■ **Prompt**
A word-for-word restatement of all the records is the required answer.

■ **Available data**

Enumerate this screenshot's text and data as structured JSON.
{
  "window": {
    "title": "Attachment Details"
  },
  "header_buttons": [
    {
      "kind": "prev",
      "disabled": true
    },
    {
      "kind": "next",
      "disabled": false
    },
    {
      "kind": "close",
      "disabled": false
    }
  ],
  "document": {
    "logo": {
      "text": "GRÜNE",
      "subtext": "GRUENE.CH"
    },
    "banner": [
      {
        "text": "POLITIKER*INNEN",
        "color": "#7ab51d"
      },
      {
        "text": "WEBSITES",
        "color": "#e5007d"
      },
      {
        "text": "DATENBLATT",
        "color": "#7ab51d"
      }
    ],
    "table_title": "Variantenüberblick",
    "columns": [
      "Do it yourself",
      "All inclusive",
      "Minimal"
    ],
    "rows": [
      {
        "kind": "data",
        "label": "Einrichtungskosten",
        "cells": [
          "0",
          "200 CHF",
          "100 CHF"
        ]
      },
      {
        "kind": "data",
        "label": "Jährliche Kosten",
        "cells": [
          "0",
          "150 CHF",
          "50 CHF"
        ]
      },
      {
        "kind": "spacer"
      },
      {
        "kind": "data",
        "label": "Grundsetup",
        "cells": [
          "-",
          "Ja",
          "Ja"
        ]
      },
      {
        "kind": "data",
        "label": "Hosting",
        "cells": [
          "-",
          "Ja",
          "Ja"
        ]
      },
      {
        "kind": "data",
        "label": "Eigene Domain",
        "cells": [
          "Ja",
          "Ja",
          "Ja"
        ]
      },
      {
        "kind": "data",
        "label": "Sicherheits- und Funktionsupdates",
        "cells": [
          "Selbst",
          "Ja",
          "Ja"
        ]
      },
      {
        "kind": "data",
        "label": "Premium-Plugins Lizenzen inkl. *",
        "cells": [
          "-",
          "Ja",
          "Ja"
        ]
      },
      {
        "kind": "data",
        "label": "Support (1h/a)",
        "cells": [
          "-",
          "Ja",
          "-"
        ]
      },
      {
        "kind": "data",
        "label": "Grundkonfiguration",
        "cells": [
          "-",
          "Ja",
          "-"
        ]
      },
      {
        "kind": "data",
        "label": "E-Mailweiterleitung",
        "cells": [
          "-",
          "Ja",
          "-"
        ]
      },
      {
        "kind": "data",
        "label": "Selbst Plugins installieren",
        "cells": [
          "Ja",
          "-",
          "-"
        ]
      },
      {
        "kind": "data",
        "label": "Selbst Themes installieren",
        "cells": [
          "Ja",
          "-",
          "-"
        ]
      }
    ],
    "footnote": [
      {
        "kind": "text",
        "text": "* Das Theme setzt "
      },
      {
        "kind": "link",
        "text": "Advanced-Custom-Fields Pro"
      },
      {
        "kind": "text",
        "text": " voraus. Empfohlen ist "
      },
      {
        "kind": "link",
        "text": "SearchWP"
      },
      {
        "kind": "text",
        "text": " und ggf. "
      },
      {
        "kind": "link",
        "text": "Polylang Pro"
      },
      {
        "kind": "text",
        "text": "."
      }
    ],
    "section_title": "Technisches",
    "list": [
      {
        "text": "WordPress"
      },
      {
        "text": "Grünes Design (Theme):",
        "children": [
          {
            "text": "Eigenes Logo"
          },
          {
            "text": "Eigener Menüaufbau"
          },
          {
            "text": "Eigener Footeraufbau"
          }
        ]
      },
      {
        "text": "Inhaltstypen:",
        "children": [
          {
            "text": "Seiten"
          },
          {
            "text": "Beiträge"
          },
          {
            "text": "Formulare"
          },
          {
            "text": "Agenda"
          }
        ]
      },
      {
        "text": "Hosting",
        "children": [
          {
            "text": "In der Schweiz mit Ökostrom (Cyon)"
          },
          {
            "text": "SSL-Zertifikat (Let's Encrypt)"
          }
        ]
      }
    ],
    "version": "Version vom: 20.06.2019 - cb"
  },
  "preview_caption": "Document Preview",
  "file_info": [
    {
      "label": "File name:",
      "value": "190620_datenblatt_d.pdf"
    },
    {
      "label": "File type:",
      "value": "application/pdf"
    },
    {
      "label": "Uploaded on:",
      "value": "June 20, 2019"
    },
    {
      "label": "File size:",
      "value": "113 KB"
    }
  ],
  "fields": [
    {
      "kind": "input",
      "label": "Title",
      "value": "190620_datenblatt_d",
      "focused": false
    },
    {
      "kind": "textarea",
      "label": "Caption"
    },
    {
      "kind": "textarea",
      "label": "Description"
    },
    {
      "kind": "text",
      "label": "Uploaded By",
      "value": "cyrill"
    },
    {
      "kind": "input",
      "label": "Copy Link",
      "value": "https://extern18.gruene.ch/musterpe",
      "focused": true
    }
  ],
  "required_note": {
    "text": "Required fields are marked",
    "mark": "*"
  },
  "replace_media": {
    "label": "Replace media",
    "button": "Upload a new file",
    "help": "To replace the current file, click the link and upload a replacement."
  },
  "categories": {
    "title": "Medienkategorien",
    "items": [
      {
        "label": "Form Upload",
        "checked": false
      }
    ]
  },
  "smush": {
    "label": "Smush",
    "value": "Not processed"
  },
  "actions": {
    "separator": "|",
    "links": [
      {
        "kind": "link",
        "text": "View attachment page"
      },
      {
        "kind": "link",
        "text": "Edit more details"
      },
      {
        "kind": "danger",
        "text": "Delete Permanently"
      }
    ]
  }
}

■ **Exercise answer**
Enumerate this screenshot's text and data as structured JSON.
{
  "window": {
    "title": "Attachment Details"
  },
  "header_buttons": [
    {
      "kind": "prev",
      "disabled": true
    },
    {
      "kind": "next",
      "disabled": false
    },
    {
      "kind": "close",
      "disabled": false
    }
  ],
  "document": {
    "logo": {
      "text": "GRÜNE",
      "subtext": "GRUENE.CH"
    },
    "banner": [
      {
        "text": "POLITIKER*INNEN",
        "color": "#7ab51d"
      },
      {
        "text": "WEBSITES",
        "color": "#e5007d"
      },
      {
        "text": "DATENBLATT",
        "color": "#7ab51d"
      }
    ],
    "table_title": "Variantenüberblick",
    "columns": [
      "Do it yourself",
      "All inclusive",
      "Minimal"
    ],
    "rows": [
      {
        "kind": "data",
        "label": "Einrichtungskosten",
        "cells": [
          "0",
          "200 CHF",
          "100 CHF"
        ]
      },
      {
        "kind": "data",
        "label": "Jährliche Kosten",
        "cells": [
          "0",
          "150 CHF",
          "50 CHF"
        ]
      },
      {
        "kind": "spacer"
      },
      {
        "kind": "data",
        "label": "Grundsetup",
        "cells": [
          "-",
          "Ja",
          "Ja"
        ]
      },
      {
        "kind": "data",
        "label": "Hosting",
        "cells": [
          "-",
          "Ja",
          "Ja"
        ]
      },
      {
        "kind": "data",
        "label": "Eigene Domain",
        "cells": [
          "Ja",
          "Ja",
          "Ja"
        ]
      },
      {
        "kind": "data",
        "label": "Sicherheits- und Funktionsupdates",
        "cells": [
          "Selbst",
          "Ja",
          "Ja"
        ]
      },
      {
        "kind": "data",
        "label": "Premium-Plugins Lizenzen inkl. *",
        "cells": [
          "-",
          "Ja",
          "Ja"
        ]
      },
      {
        "kind": "data",
        "label": "Support (1h/a)",
        "cells": [
          "-",
          "Ja",
          "-"
        ]
      },
      {
        "kind": "data",
        "label": "Grundkonfiguration",
        "cells": [
          "-",
          "Ja",
          "-"
        ]
      },
      {
        "kind": "data",
        "label": "E-Mailweiterleitung",
        "cells": [
          "-",
          "Ja",
          "-"
        ]
      },
      {
        "kind": "data",
        "label": "Selbst Plugins installieren",
        "cells": [
          "Ja",
          "-",
          "-"
        ]
      },
      {
        "kind": "data",
        "label": "Selbst Themes installieren",
        "cells": [
          "Ja",
          "-",
          "-"
        ]
      }
    ],
    "footnote": [
      {
        "kind": "text",
        "text": "* Das Theme setzt "
      },
      {
        "kind": "link",
        "text": "Advanced-Custom-Fields Pro"
      },
      {
        "kind": "text",
        "text": " voraus. Empfohlen ist "
      },
      {
        "kind": "link",
        "text": "SearchWP"
      },
      {
        "kind": "text",
        "text": " und ggf. "
      },
      {
        "kind": "link",
        "text": "Polylang Pro"
      },
      {
        "kind": "text",
        "text": "."
      }
    ],
    "section_title": "Technisches",
    "list": [
      {
        "text": "WordPress"
      },
      {
        "text": "Grünes Design (Theme):",
        "children": [
          {
            "text": "Eigenes Logo"
          },
          {
            "text": "Eigener Menüaufbau"
          },
          {
            "text": "Eigener Footeraufbau"
          }
        ]
      },
      {
        "text": "Inhaltstypen:",
        "children": [
          {
            "text": "Seiten"
          },
          {
            "text": "Beiträge"
          },
          {
            "text": "Formulare"
          },
          {
            "text": "Agenda"
          }
        ]
      },
      {
        "text": "Hosting",
        "children": [
          {
            "text": "In der Schweiz mit Ökostrom (Cyon)"
          },
          {
            "text": "SSL-Zertifikat (Let's Encrypt)"
          }
        ]
      }
    ],
    "version": "Version vom: 20.06.2019 - cb"
  },
  "preview_caption": "Document Preview",
  "file_info": [
    {
      "label": "File name:",
      "value": "190620_datenblatt_d.pdf"
    },
    {
      "label": "File type:",
      "value": "application/pdf"
    },
    {
      "label": "Uploaded on:",
      "value": "June 20, 2019"
    },
    {
      "label": "File size:",
      "value": "113 KB"
    }
  ],
  "fields": [
    {
      "kind": "input",
      "label": "Title",
      "value": "190620_datenblatt_d",
      "focused": false
    },
    {
      "kind": "textarea",
      "label": "Caption"
    },
    {
      "kind": "textarea",
      "label": "Description"
    },
    {
      "kind": "text",
      "label": "Uploaded By",
      "value": "cyrill"
    },
    {
      "kind": "input",
      "label": "Copy Link",
      "value": "https://extern18.gruene.ch/musterpe",
      "focused": true
    }
  ],
  "required_note": {
    "text": "Required fields are marked",
    "mark": "*"
  },
  "replace_media": {
    "label": "Replace media",
    "button": "Upload a new file",
    "help": "To replace the current file, click the link and upload a replacement."
  },
  "categories": {
    "title": "Medienkategorien",
    "items": [
      {
        "label": "Form Upload",
        "checked": false
      }
    ]
  },
  "smush": {
    "label": "Smush",
    "value": "Not processed"
  },
  "actions": {
    "separator": "|",
    "links": [
      {
        "kind": "link",
        "text": "View attachment page"
      },
      {
        "kind": "link",
        "text": "Edit more details"
      },
      {
        "kind": "danger",
        "text": "Delete Permanently"
      }
    ]
  }
}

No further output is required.